= ДОКУМЕНТ =
-*-

Литмир - Электронная Библиотека
Содержание  
A
A

– Товарищ председатель Государственной комиссии...

Тут произошел маленький сбой. Все члены Государственной комиссии стояли плотной группой, и Юра, как человек военный, естественно выбрал глазами в этой группе прежде всего маршала Москаленко. Впрочем, секундное замешательство было исправлено: Гагарин обернулся к Рудневу.

По лицам людей, смотревших на него, понял, что они ждут, чтобы доклад этот, чисто формальный и составленный из формальных слов, поскорее кончился, что всем не терпится обнять его, сказать совсем другие слова...

Целоваться с Гагариным было трудно: мешал шлем. Все стукались лбами о верхний срез прозрачного забрала. Андриян Николаев даже шишку себе на лбу набил. Королев поцеловал Юру в щеку, как ребенка.

Прежде чем шагнуть к ракете, Юрий обернулся к группе космонавтов и крикнул:

– Ребята, один за всех и все за одного!

-*-

= ИСХОДНЫЕ СТРОКИ =
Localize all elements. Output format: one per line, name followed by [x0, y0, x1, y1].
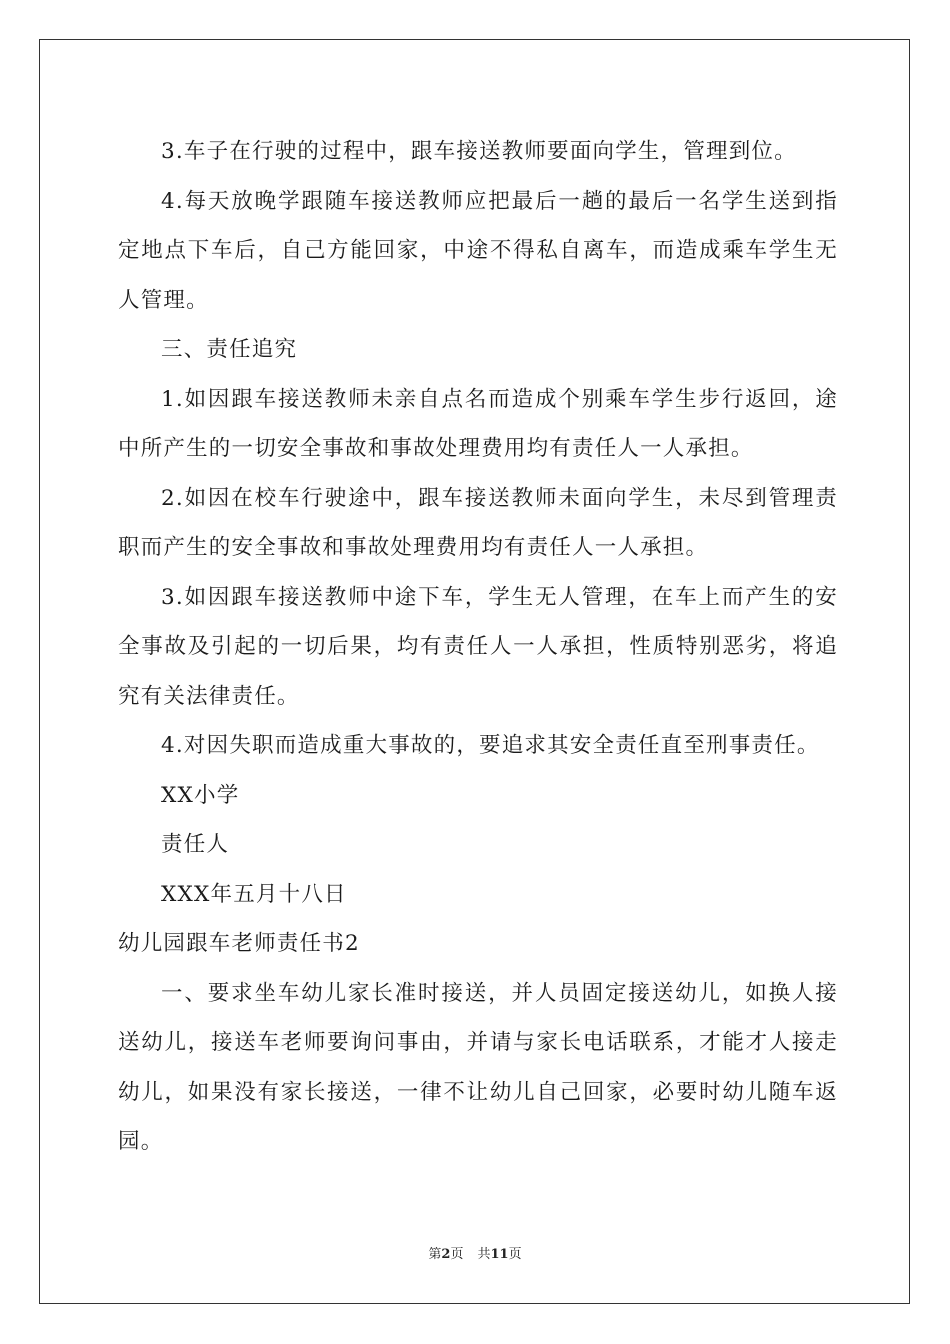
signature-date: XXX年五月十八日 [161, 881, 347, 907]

-*-

Почему, по документу, Юра, начав доклад, сначала нашел глазами маршала Москаленко? Ответьте одним-двумя предложениями. Отвечайте только по документу.

= ОТВЕТ =
Члены Государственной комиссии стояли плотной группой, и Юра как человек военный прежде всего выбрал в ней глазами маршала Москаленко.